[Dataset items]
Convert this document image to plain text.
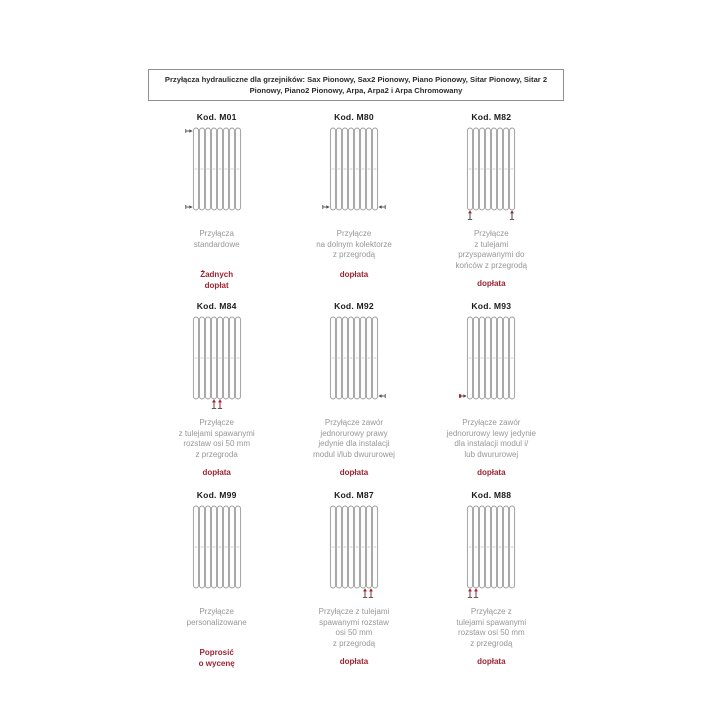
Przyłącza hydrauliczne dla grzejników: Sax Pionowy, Sax2 Pionowy, Piano Pionowy, Sitar Pionowy, Sitar 2 Pionowy, Piano2 Pionowy, Arpa, Arpa2 i Arpa Chromowany
Kod. M01
Przyłącza
standardowe
Żadnych
dopłat
Kod. M80
Przyłącze
na dolnym kolektorze
z przegrodą
dopłata
Kod. M82
Przyłącze
z tulejami
przyspawanymi do
końców z przegrodą
dopłata
Kod. M84
Przyłącze
z tulejami spawanymi
rozstaw osi 50 mm
z przegroda
dopłata
Kod. M92
Przyłącze zawór
jednorurowy prawy
jedynie dla instalacji
modul i/lub dwururowej
dopłata
Kod. M93
Przyłącze zawór
jednorurowy lewy jedynie
dla instalacji modul i/
lub dwururowej
dopłata
Kod. M99
Przyłącze
personalizowane
Poprosić
o wycenę
Kod. M87
Przyłącze z tulejami
spawanymi rozstaw
osi 50 mm
z przegrodą
dopłata
Kod. M88
Przyłącze z
tulejami spawanymi
rozstaw osi 50 mm
z przegrodą
dopłata
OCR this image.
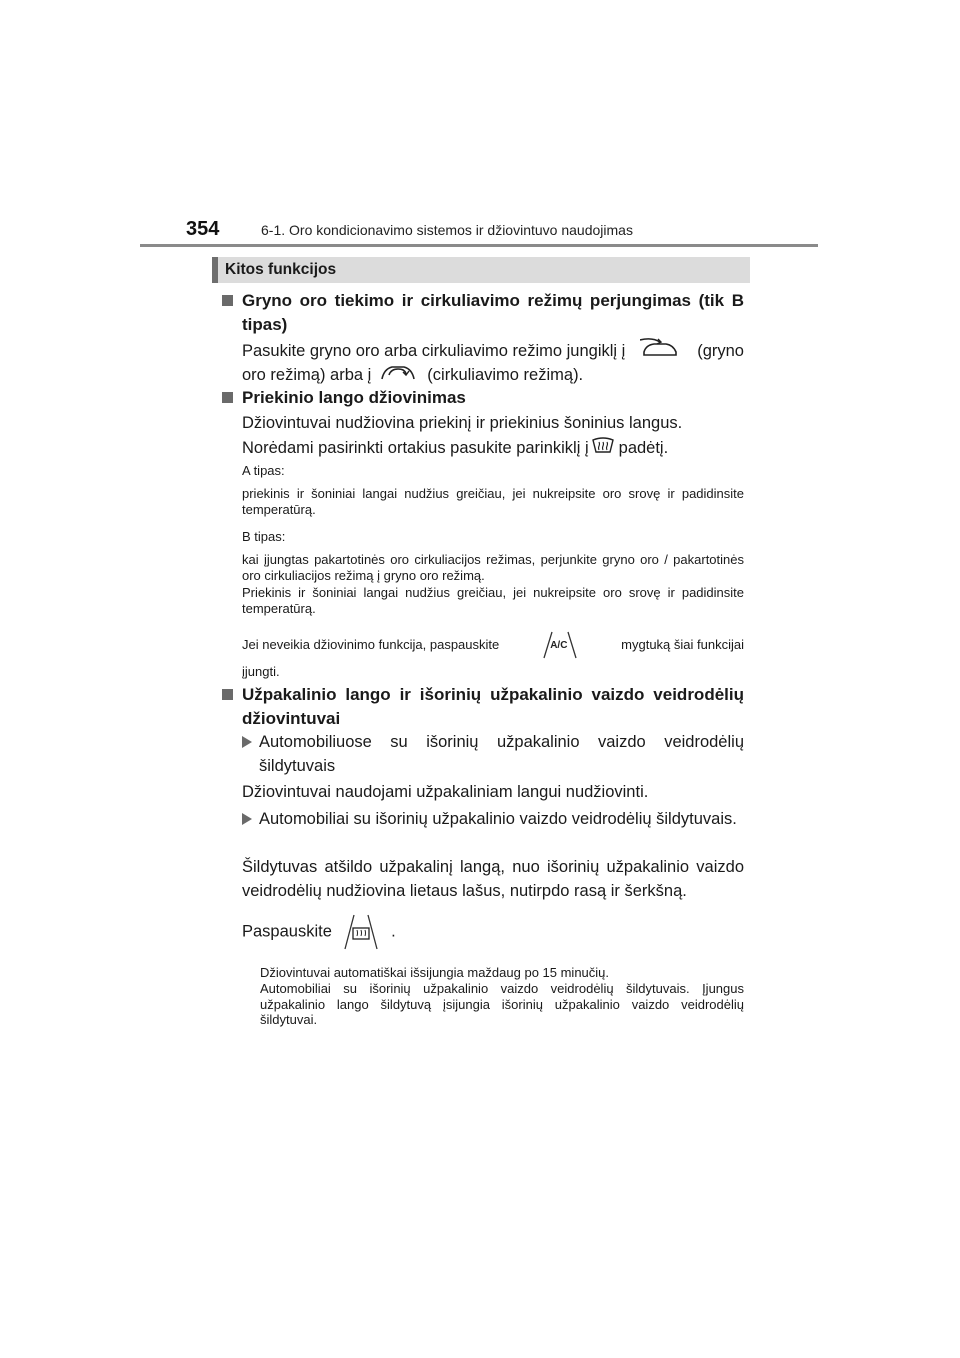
354	6-1. Oro kondicionavimo sistemos ir džiovintuvo naudojimas
Kitos funkcijos
Gryno oro tiekimo ir cirkuliavimo režimų perjungimas (tik B tipas)
Pasukite gryno oro arba cirkuliavimo režimo jungiklį į	(gryno
oro režimą) arba į	(cirkuliavimo režimą).
Priekinio lango džiovinimas
Džiovintuvai nudžiovina priekinį ir priekinius šoninius langus.
Norėdami pasirinkti ortakius pasukite parinkiklį į padėtį.
A tipas:
priekinis ir šoniniai langai nudžius greičiau, jei nukreipsite oro srovę ir padidinsite temperatūrą.
B tipas:
kai įjungtas pakartotinės oro cirkuliacijos režimas, perjunkite gryno oro / pakartotinės oro cirkuliacijos režimą į gryno oro režimą.
Priekinis ir šoniniai langai nudžius greičiau, jei nukreipsite oro srovę ir padidinsite temperatūrą.
Jei neveikia džiovinimo funkcija, paspauskite	A/C	mygtuką šiai funkcijai
įjungti.
Užpakalinio lango ir išorinių užpakalinio vaizdo veidrodėlių džiovintuvai
Automobiliuose su išorinių užpakalinio vaizdo veidrodėlių šildytuvais
Džiovintuvai naudojami užpakaliniam langui nudžiovinti.
Automobiliai su išorinių užpakalinio vaizdo veidrodėlių šildytuvais.
Šildytuvas atšildo užpakalinį langą, nuo išorinių užpakalinio vaizdo veidrodėlių nudžiovina lietaus lašus, nutirpdo rasą ir šerkšną.
Paspauskite	.
Džiovintuvai automatiškai išsijungia maždaug po 15 minučių.
Automobiliai su išorinių užpakalinio vaizdo veidrodėlių šildytuvais. Įjungus užpakalinio lango šildytuvą įsijungia išorinių užpakalinio vaizdo veidrodėlių šildytuvai.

Required task: Restate the records word for word, omitting images.

Right answer:
Convert this document image to plain text.
Przyłącza hydrauliczne dla grzejników: Sax Pionowy, Sax2 Pionowy, Piano Pionowy, Sitar Pionowy, Sitar 2 Pionowy, Piano2 Pionowy, Arpa, Arpa2 i Arpa Chromowany
Kod. M01
Przyłącza
standardowe
Żadnych
dopłat
Kod. M80
Przyłącze
na dolnym kolektorze
z przegrodą
dopłata
Kod. M82
Przyłącze
z tulejami
przyspawanymi do
końców z przegrodą
dopłata
Kod. M84
Przyłącze
z tulejami spawanymi
rozstaw osi 50 mm
z przegroda
dopłata
Kod. M92
Przyłącze zawór
jednorurowy prawy
jedynie dla instalacji
modul i/lub dwururowej
dopłata
Kod. M93
Przyłącze zawór
jednorurowy lewy jedynie
dla instalacji modul i/
lub dwururowej
dopłata
Kod. M99
Przyłącze
personalizowane
Poprosić
o wycenę
Kod. M87
Przyłącze z tulejami
spawanymi rozstaw
osi 50 mm
z przegrodą
dopłata
Kod. M88
Przyłącze z
tulejami spawanymi
rozstaw osi 50 mm
z przegrodą
dopłata
OCR this image.
354	6-1. Oro kondicionavimo sistemos ir džiovintuvo naudojimas
Kitos funkcijos
Gryno oro tiekimo ir cirkuliavimo režimų perjungimas (tik B tipas)
Pasukite gryno oro arba cirkuliavimo režimo jungiklį į	(gryno
oro režimą) arba į	(cirkuliavimo režimą).
Priekinio lango džiovinimas
Džiovintuvai nudžiovina priekinį ir priekinius šoninius langus.
Norėdami pasirinkti ortakius pasukite parinkiklį į padėtį.
A tipas:
priekinis ir šoniniai langai nudžius greičiau, jei nukreipsite oro srovę ir padidinsite temperatūrą.
B tipas:
kai įjungtas pakartotinės oro cirkuliacijos režimas, perjunkite gryno oro / pakartotinės oro cirkuliacijos režimą į gryno oro režimą.
Priekinis ir šoniniai langai nudžius greičiau, jei nukreipsite oro srovę ir padidinsite temperatūrą.
Jei neveikia džiovinimo funkcija, paspauskite	A/C	mygtuką šiai funkcijai
įjungti.
Užpakalinio lango ir išorinių užpakalinio vaizdo veidrodėlių džiovintuvai
Automobiliuose su išorinių užpakalinio vaizdo veidrodėlių šildytuvais
Džiovintuvai naudojami užpakaliniam langui nudžiovinti.
Automobiliai su išorinių užpakalinio vaizdo veidrodėlių šildytuvais.
Šildytuvas atšildo užpakalinį langą, nuo išorinių užpakalinio vaizdo veidrodėlių nudžiovina lietaus lašus, nutirpdo rasą ir šerkšną.
Paspauskite	.
Džiovintuvai automatiškai išsijungia maždaug po 15 minučių.
Automobiliai su išorinių užpakalinio vaizdo veidrodėlių šildytuvais. Įjungus užpakalinio lango šildytuvą įsijungia išorinių užpakalinio vaizdo veidrodėlių šildytuvai.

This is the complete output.